_Data excerpts_
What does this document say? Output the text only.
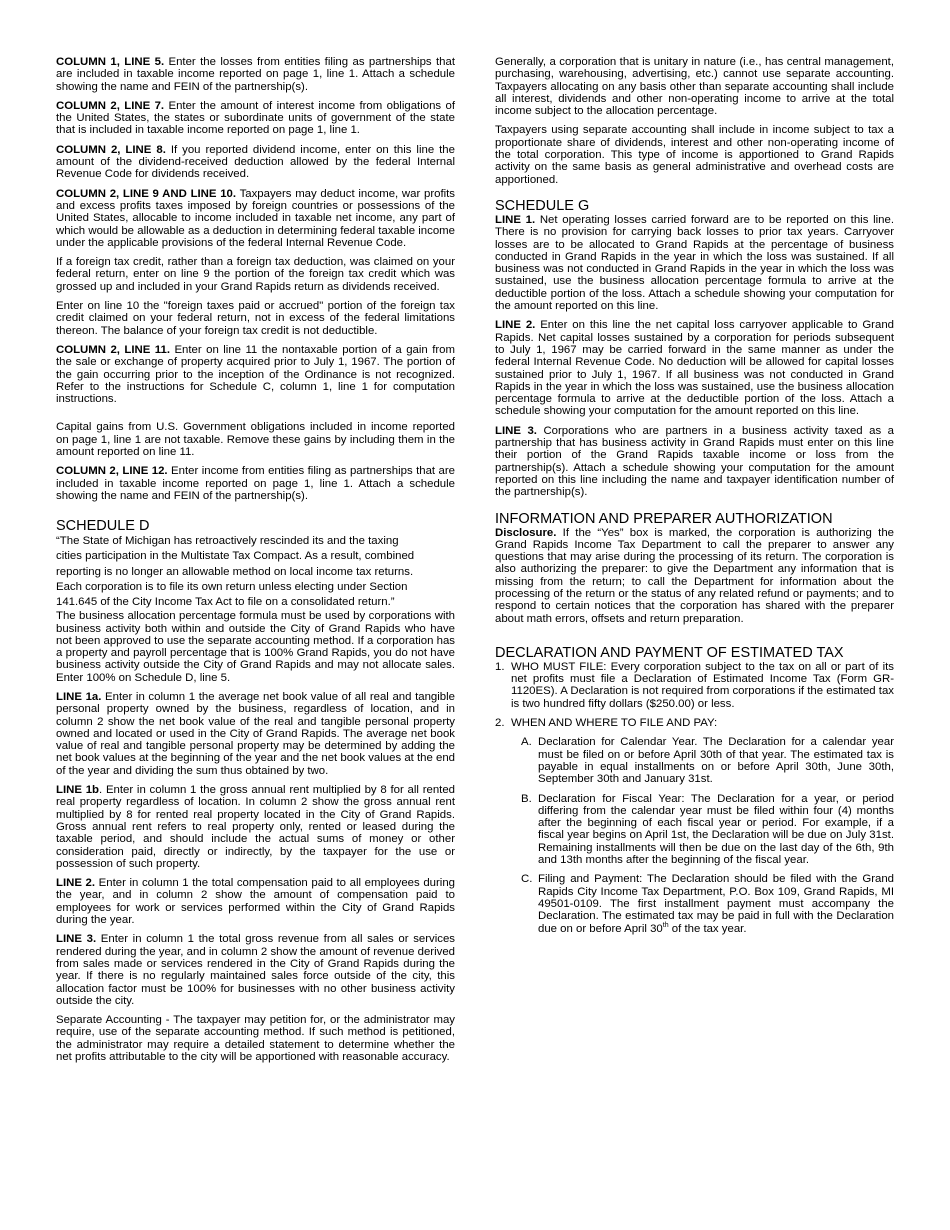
COLUMN 1, LINE 5. Enter the losses from entities filing as partnerships that are included in taxable income reported on page 1, line 1. Attach a schedule showing the name and FEIN of the partnership(s).

COLUMN 2, LINE 7. Enter the amount of interest income from obligations of the United States, the states or subordinate units of government of the state that is included in taxable income reported on page 1, line 1.

COLUMN 2, LINE 8. If you reported dividend income, enter on this line the amount of the dividend-received deduction allowed by the federal Internal Revenue Code for dividends received.

COLUMN 2, LINE 9 AND LINE 10. Taxpayers may deduct income, war profits and excess profits taxes imposed by foreign countries or possessions of the United States, allocable to income included in taxable net income, any part of which would be allowable as a deduction in determining federal taxable income under the applicable provisions of the federal Internal Revenue Code.

If a foreign tax credit, rather than a foreign tax deduction, was claimed on your federal return, enter on line 9 the portion of the foreign tax credit which was grossed up and included in your Grand Rapids return as dividends received.

Enter on line 10 the "foreign taxes paid or accrued" portion of the foreign tax credit claimed on your federal return, not in excess of the federal limitations thereon. The balance of your foreign tax credit is not deductible.

COLUMN 2, LINE 11. Enter on line 11 the nontaxable portion of a gain from the sale or exchange of property acquired prior to July 1, 1967. The portion of the gain occurring prior to the inception of the Ordinance is not recognized. Refer to the instructions for Schedule C, column 1, line 1 for computation instructions.

Capital gains from U.S. Government obligations included in income reported on page 1, line 1 are not taxable. Remove these gains by including them in the amount reported on line 11.

COLUMN 2, LINE 12. Enter income from entities filing as partnerships that are included in taxable income reported on page 1, line 1. Attach a schedule showing the name and FEIN of the partnership(s).

SCHEDULE D

“The State of Michigan has retroactively rescinded its and the taxing

cities participation in the Multistate Tax Compact. As a result, combined

reporting is no longer an allowable method on local income tax returns.

Each corporation is to file its own return unless electing under Section

141.645 of the City Income Tax Act to file on a consolidated return.”

The business allocation percentage formula must be used by corporations with business activity both within and outside the City of Grand Rapids who have not been approved to use the separate accounting method. If a corporation has a property and payroll percentage that is 100% Grand Rapids, you do not have business activity outside the City of Grand Rapids and may not allocate sales. Enter 100% on Schedule D, line 5.

LINE 1a. Enter in column 1 the average net book value of all real and tangible personal property owned by the business, regardless of location, and in column 2 show the net book value of the real and tangible personal property owned and located or used in the City of Grand Rapids. The average net book value of real and tangible personal property may be determined by adding the net book values at the beginning of the year and the net book values at the end of the year and dividing the sum thus obtained by two.

LINE 1b. Enter in column 1 the gross annual rent multiplied by 8 for all rented real property regardless of location. In column 2 show the gross annual rent multiplied by 8 for rented real property located in the City of Grand Rapids. Gross annual rent refers to real property only, rented or leased during the taxable period, and should include the actual sums of money or other consideration paid, directly or indirectly, by the taxpayer for the use or possession of such property.

LINE 2. Enter in column 1 the total compensation paid to all employees during the year, and in column 2 show the amount of compensation paid to employees for work or services performed within the City of Grand Rapids during the year.

LINE 3. Enter in column 1 the total gross revenue from all sales or services rendered during the year, and in column 2 show the amount of revenue derived from sales made or services rendered in the City of Grand Rapids during the year. If there is no regularly maintained sales force outside of the city, this allocation factor must be 100% for businesses with no other business activity outside the city.

Separate Accounting - The taxpayer may petition for, or the administrator may require, use of the separate accounting method. If such method is petitioned, the administrator may require a detailed statement to determine whether the net profits attributable to the city will be apportioned with reasonable accuracy.

Generally, a corporation that is unitary in nature (i.e., has central management, purchasing, warehousing, advertising, etc.) cannot use separate accounting. Taxpayers allocating on any basis other than separate accounting shall include all interest, dividends and other non-operating income to arrive at the total income subject to the allocation percentage.

Taxpayers using separate accounting shall include in income subject to tax a proportionate share of dividends, interest and other non-operating income of the total corporation. This type of income is apportioned to Grand Rapids activity on the same basis as general administrative and overhead costs are apportioned.

SCHEDULE G

LINE 1. Net operating losses carried forward are to be reported on this line. There is no provision for carrying back losses to prior tax years. Carryover losses are to be allocated to Grand Rapids at the percentage of business conducted in Grand Rapids in the year in which the loss was sustained. If all business was not conducted in Grand Rapids in the year in which the loss was sustained, use the business allocation percentage formula to arrive at the deductible portion of the loss. Attach a schedule showing your computation for the amount reported on this line.

LINE 2. Enter on this line the net capital loss carryover applicable to Grand Rapids. Net capital losses sustained by a corporation for periods subsequent to July 1, 1967 may be carried forward in the same manner as under the federal Internal Revenue Code. No deduction will be allowed for capital losses sustained prior to July 1, 1967. If all business was not conducted in Grand Rapids in the year in which the loss was sustained, use the business allocation percentage formula to arrive at the deductible portion of the loss. Attach a schedule showing your computation for the amount reported on this line.

LINE 3. Corporations who are partners in a business activity taxed as a partnership that has business activity in Grand Rapids must enter on this line their portion of the Grand Rapids taxable income or loss from the partnership(s). Attach a schedule showing your computation for the amount reported on this line including the name and taxpayer identification number of the partnership(s).

INFORMATION AND PREPARER AUTHORIZATION

Disclosure. If the “Yes” box is marked, the corporation is authorizing the Grand Rapids Income Tax Department to call the preparer to answer any questions that may arise during the processing of its return. The corporation is also authorizing the preparer: to give the Department any information that is missing from the return; to call the Department for information about the processing of the return or the status of any related refund or payments; and to respond to certain notices that the corporation has shared with the preparer about math errors, offsets and return preparation.

DECLARATION AND PAYMENT OF ESTIMATED TAX
1. WHO MUST FILE: Every corporation subject to the tax on all or part of its net profits must file a Declaration of Estimated Income Tax (Form GR-1120ES). A Declaration is not required from corporations if the estimated tax is two hundred fifty dollars ($250.00) or less.
2. WHEN AND WHERE TO FILE AND PAY:
A. Declaration for Calendar Year. The Declaration for a calendar year must be filed on or before April 30th of that year. The estimated tax is payable in equal installments on or before April 30th, June 30th, September 30th and January 31st.
B. Declaration for Fiscal Year: The Declaration for a year, or period differing from the calendar year must be filed within four (4) months after the beginning of each fiscal year or period. For example, if a fiscal year begins on April 1st, the Declaration will be due on July 31st. Remaining installments will then be due on the last day of the 6th, 9th and 13th months after the beginning of the fiscal year.
C. Filing and Payment: The Declaration should be filed with the Grand Rapids City Income Tax Department, P.O. Box 109, Grand Rapids, MI 49501-0109. The first installment payment must accompany the Declaration. The estimated tax may be paid in full with the Declaration due on or before April 30th of the tax year.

_Your task_
Transcribe the full listing above exactly as it stands, minus the pictures.

_Written response_
What does this document say? Output the text only.
COLUMN 1, LINE 5. Enter the losses from entities filing as partnerships that are included in taxable income reported on page 1, line 1. Attach a schedule showing the name and FEIN of the partnership(s).

COLUMN 2, LINE 7. Enter the amount of interest income from obligations of the United States, the states or subordinate units of government of the state that is included in taxable income reported on page 1, line 1.

COLUMN 2, LINE 8. If you reported dividend income, enter on this line the amount of the dividend-received deduction allowed by the federal Internal Revenue Code for dividends received.

COLUMN 2, LINE 9 AND LINE 10. Taxpayers may deduct income, war profits and excess profits taxes imposed by foreign countries or possessions of the United States, allocable to income included in taxable net income, any part of which would be allowable as a deduction in determining federal taxable income under the applicable provisions of the federal Internal Revenue Code.

If a foreign tax credit, rather than a foreign tax deduction, was claimed on your federal return, enter on line 9 the portion of the foreign tax credit which was grossed up and included in your Grand Rapids return as dividends received.

Enter on line 10 the "foreign taxes paid or accrued" portion of the foreign tax credit claimed on your federal return, not in excess of the federal limitations thereon. The balance of your foreign tax credit is not deductible.

COLUMN 2, LINE 11. Enter on line 11 the nontaxable portion of a gain from the sale or exchange of property acquired prior to July 1, 1967. The portion of the gain occurring prior to the inception of the Ordinance is not recognized. Refer to the instructions for Schedule C, column 1, line 1 for computation instructions.

Capital gains from U.S. Government obligations included in income reported on page 1, line 1 are not taxable. Remove these gains by including them in the amount reported on line 11.

COLUMN 2, LINE 12. Enter income from entities filing as partnerships that are included in taxable income reported on page 1, line 1. Attach a schedule showing the name and FEIN of the partnership(s).

SCHEDULE D

“The State of Michigan has retroactively rescinded its and the taxing

cities participation in the Multistate Tax Compact. As a result, combined

reporting is no longer an allowable method on local income tax returns.

Each corporation is to file its own return unless electing under Section

141.645 of the City Income Tax Act to file on a consolidated return.”

The business allocation percentage formula must be used by corporations with business activity both within and outside the City of Grand Rapids who have not been approved to use the separate accounting method. If a corporation has a property and payroll percentage that is 100% Grand Rapids, you do not have business activity outside the City of Grand Rapids and may not allocate sales. Enter 100% on Schedule D, line 5.

LINE 1a. Enter in column 1 the average net book value of all real and tangible personal property owned by the business, regardless of location, and in column 2 show the net book value of the real and tangible personal property owned and located or used in the City of Grand Rapids. The average net book value of real and tangible personal property may be determined by adding the net book values at the beginning of the year and the net book values at the end of the year and dividing the sum thus obtained by two.

LINE 1b. Enter in column 1 the gross annual rent multiplied by 8 for all rented real property regardless of location. In column 2 show the gross annual rent multiplied by 8 for rented real property located in the City of Grand Rapids. Gross annual rent refers to real property only, rented or leased during the taxable period, and should include the actual sums of money or other consideration paid, directly or indirectly, by the taxpayer for the use or possession of such property.

LINE 2. Enter in column 1 the total compensation paid to all employees during the year, and in column 2 show the amount of compensation paid to employees for work or services performed within the City of Grand Rapids during the year.

LINE 3. Enter in column 1 the total gross revenue from all sales or services rendered during the year, and in column 2 show the amount of revenue derived from sales made or services rendered in the City of Grand Rapids during the year. If there is no regularly maintained sales force outside of the city, this allocation factor must be 100% for businesses with no other business activity outside the city.

Separate Accounting - The taxpayer may petition for, or the administrator may require, use of the separate accounting method. If such method is petitioned, the administrator may require a detailed statement to determine whether the net profits attributable to the city will be apportioned with reasonable accuracy.

Generally, a corporation that is unitary in nature (i.e., has central management, purchasing, warehousing, advertising, etc.) cannot use separate accounting. Taxpayers allocating on any basis other than separate accounting shall include all interest, dividends and other non-operating income to arrive at the total income subject to the allocation percentage.

Taxpayers using separate accounting shall include in income subject to tax a proportionate share of dividends, interest and other non-operating income of the total corporation. This type of income is apportioned to Grand Rapids activity on the same basis as general administrative and overhead costs are apportioned.

SCHEDULE G

LINE 1. Net operating losses carried forward are to be reported on this line. There is no provision for carrying back losses to prior tax years. Carryover losses are to be allocated to Grand Rapids at the percentage of business conducted in Grand Rapids in the year in which the loss was sustained. If all business was not conducted in Grand Rapids in the year in which the loss was sustained, use the business allocation percentage formula to arrive at the deductible portion of the loss. Attach a schedule showing your computation for the amount reported on this line.

LINE 2. Enter on this line the net capital loss carryover applicable to Grand Rapids. Net capital losses sustained by a corporation for periods subsequent to July 1, 1967 may be carried forward in the same manner as under the federal Internal Revenue Code. No deduction will be allowed for capital losses sustained prior to July 1, 1967. If all business was not conducted in Grand Rapids in the year in which the loss was sustained, use the business allocation percentage formula to arrive at the deductible portion of the loss. Attach a schedule showing your computation for the amount reported on this line.

LINE 3. Corporations who are partners in a business activity taxed as a partnership that has business activity in Grand Rapids must enter on this line their portion of the Grand Rapids taxable income or loss from the partnership(s). Attach a schedule showing your computation for the amount reported on this line including the name and taxpayer identification number of the partnership(s).

INFORMATION AND PREPARER AUTHORIZATION

Disclosure. If the “Yes” box is marked, the corporation is authorizing the Grand Rapids Income Tax Department to call the preparer to answer any questions that may arise during the processing of its return. The corporation is also authorizing the preparer: to give the Department any information that is missing from the return; to call the Department for information about the processing of the return or the status of any related refund or payments; and to respond to certain notices that the corporation has shared with the preparer about math errors, offsets and return preparation.

DECLARATION AND PAYMENT OF ESTIMATED TAX
1. WHO MUST FILE: Every corporation subject to the tax on all or part of its net profits must file a Declaration of Estimated Income Tax (Form GR-1120ES). A Declaration is not required from corporations if the estimated tax is two hundred fifty dollars ($250.00) or less.
2. WHEN AND WHERE TO FILE AND PAY:
A. Declaration for Calendar Year. The Declaration for a calendar year must be filed on or before April 30th of that year. The estimated tax is payable in equal installments on or before April 30th, June 30th, September 30th and January 31st.
B. Declaration for Fiscal Year: The Declaration for a year, or period differing from the calendar year must be filed within four (4) months after the beginning of each fiscal year or period. For example, if a fiscal year begins on April 1st, the Declaration will be due on July 31st. Remaining installments will then be due on the last day of the 6th, 9th and 13th months after the beginning of the fiscal year.
C. Filing and Payment: The Declaration should be filed with the Grand Rapids City Income Tax Department, P.O. Box 109, Grand Rapids, MI 49501-0109. The first installment payment must accompany the Declaration. The estimated tax may be paid in full with the Declaration due on or before April 30th of the tax year.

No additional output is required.